##### RECORDS SUPPLIED
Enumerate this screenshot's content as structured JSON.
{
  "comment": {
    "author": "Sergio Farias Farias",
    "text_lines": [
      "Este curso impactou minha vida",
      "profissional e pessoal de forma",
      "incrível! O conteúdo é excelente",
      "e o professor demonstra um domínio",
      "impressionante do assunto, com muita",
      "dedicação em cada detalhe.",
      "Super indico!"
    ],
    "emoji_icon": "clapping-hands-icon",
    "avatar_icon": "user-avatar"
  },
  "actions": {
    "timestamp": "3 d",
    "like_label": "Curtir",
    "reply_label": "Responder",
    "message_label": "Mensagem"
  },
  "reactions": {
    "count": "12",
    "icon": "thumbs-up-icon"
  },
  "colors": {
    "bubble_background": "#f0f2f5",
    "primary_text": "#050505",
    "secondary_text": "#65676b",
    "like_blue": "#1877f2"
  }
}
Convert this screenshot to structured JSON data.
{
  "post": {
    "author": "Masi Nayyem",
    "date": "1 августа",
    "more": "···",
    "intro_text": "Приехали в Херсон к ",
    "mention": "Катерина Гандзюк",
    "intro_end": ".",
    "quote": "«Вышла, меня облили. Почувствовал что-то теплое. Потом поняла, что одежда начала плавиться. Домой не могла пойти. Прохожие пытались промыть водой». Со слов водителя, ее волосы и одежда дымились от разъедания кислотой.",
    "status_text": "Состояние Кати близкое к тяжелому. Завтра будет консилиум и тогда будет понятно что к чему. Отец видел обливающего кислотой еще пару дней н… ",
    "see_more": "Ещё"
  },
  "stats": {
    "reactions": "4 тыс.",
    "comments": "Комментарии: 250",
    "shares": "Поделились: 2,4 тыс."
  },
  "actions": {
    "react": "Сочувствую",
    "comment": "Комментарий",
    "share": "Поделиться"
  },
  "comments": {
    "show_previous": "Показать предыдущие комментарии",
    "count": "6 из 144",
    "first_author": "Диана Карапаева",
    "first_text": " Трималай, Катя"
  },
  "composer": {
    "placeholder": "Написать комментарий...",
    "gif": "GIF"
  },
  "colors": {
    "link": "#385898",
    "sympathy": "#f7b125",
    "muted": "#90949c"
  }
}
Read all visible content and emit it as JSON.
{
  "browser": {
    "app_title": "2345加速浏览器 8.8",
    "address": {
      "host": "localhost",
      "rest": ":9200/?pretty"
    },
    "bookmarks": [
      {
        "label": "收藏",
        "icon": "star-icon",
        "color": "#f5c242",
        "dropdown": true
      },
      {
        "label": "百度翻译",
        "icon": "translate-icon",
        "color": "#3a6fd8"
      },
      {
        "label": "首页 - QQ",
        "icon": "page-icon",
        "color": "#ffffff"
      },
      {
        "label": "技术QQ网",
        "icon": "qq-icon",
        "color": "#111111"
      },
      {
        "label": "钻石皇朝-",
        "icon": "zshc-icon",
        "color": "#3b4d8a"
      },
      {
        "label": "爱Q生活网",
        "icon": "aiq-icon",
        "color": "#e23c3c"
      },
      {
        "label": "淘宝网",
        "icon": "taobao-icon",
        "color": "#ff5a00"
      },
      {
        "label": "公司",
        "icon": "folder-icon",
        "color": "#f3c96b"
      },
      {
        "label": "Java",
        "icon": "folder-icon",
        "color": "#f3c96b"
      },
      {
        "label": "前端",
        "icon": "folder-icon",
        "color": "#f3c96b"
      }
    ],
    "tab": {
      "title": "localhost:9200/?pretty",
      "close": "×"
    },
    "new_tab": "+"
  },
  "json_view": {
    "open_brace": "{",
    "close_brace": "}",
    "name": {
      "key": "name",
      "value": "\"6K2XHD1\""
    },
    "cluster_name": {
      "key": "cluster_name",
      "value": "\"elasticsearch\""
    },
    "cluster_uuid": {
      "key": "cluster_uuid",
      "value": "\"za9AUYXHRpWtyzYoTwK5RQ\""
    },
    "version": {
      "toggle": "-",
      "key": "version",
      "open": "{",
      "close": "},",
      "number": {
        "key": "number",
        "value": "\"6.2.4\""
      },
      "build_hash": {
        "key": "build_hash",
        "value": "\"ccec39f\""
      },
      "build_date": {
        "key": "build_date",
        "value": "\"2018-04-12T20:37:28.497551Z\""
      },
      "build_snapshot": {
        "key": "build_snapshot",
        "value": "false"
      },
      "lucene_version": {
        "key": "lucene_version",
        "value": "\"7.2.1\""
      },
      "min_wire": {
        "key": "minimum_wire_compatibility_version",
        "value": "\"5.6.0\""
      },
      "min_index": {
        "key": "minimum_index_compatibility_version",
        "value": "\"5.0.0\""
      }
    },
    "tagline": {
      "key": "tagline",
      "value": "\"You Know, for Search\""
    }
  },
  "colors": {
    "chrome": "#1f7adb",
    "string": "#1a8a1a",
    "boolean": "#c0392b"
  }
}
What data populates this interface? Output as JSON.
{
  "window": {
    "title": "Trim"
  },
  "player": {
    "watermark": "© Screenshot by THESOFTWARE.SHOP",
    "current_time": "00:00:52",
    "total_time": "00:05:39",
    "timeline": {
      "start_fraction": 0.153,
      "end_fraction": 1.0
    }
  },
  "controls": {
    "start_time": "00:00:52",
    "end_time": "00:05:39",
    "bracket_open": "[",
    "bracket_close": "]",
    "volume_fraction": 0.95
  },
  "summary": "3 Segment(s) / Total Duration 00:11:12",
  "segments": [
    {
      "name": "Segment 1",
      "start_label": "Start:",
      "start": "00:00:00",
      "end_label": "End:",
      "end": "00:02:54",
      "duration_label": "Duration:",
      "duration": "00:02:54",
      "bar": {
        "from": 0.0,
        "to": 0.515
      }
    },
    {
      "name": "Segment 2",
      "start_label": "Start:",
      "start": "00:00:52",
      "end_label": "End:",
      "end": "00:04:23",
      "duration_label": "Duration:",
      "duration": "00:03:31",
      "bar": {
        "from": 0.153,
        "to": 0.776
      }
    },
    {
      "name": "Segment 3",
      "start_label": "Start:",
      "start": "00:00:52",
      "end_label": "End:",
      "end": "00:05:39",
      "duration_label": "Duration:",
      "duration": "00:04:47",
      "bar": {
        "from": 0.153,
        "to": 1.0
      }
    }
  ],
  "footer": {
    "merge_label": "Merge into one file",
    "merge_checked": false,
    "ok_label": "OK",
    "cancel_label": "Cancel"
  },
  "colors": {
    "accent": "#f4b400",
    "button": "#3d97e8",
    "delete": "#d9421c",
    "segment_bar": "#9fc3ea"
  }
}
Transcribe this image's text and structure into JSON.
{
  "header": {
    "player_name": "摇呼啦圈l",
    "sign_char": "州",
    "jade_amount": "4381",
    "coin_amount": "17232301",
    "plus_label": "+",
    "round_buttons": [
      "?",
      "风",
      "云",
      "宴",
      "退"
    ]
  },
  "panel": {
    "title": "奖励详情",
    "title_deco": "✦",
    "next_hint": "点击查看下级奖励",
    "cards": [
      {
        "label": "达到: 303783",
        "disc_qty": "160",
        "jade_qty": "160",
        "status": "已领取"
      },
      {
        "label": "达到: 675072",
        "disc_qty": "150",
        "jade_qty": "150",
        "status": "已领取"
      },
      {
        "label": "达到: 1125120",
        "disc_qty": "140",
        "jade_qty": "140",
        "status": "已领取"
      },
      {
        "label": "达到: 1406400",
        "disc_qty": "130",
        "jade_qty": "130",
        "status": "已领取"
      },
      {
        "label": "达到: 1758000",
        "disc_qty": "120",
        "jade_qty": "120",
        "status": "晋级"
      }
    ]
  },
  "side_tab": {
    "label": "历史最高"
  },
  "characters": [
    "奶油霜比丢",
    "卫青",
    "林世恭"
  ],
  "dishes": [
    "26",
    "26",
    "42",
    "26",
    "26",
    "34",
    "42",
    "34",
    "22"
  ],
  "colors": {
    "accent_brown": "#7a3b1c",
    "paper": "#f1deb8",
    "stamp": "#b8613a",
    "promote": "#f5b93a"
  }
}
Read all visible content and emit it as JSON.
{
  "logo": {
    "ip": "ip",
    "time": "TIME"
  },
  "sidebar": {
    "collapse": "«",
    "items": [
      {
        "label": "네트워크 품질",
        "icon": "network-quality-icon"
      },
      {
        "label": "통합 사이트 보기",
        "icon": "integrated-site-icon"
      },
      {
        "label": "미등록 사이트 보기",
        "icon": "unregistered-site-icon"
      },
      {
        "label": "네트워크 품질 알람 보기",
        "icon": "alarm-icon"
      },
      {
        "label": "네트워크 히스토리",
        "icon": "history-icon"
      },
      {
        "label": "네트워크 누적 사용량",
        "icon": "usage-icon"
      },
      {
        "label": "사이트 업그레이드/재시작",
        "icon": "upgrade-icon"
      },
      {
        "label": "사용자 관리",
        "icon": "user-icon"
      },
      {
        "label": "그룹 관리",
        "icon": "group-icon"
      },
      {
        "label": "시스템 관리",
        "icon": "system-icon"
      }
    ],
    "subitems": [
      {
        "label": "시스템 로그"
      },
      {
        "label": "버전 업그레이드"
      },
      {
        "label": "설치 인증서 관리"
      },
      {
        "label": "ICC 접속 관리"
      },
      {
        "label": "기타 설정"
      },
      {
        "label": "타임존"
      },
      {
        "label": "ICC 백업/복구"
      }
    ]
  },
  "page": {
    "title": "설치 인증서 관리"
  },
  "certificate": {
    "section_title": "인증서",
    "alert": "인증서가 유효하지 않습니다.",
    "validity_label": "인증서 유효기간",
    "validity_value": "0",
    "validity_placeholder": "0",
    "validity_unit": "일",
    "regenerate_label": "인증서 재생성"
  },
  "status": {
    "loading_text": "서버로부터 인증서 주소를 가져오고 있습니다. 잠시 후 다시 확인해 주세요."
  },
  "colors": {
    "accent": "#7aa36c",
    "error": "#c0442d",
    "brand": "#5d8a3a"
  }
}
##########
> WHAT TO DO:
Within the material above, find the lines that contain the word "네트워크"; copy them.

> FINAL RESULT:
        "label": "네트워크 품질",
        "label": "네트워크 품질 알람 보기",
        "label": "네트워크 히스토리",
        "label": "네트워크 누적 사용량",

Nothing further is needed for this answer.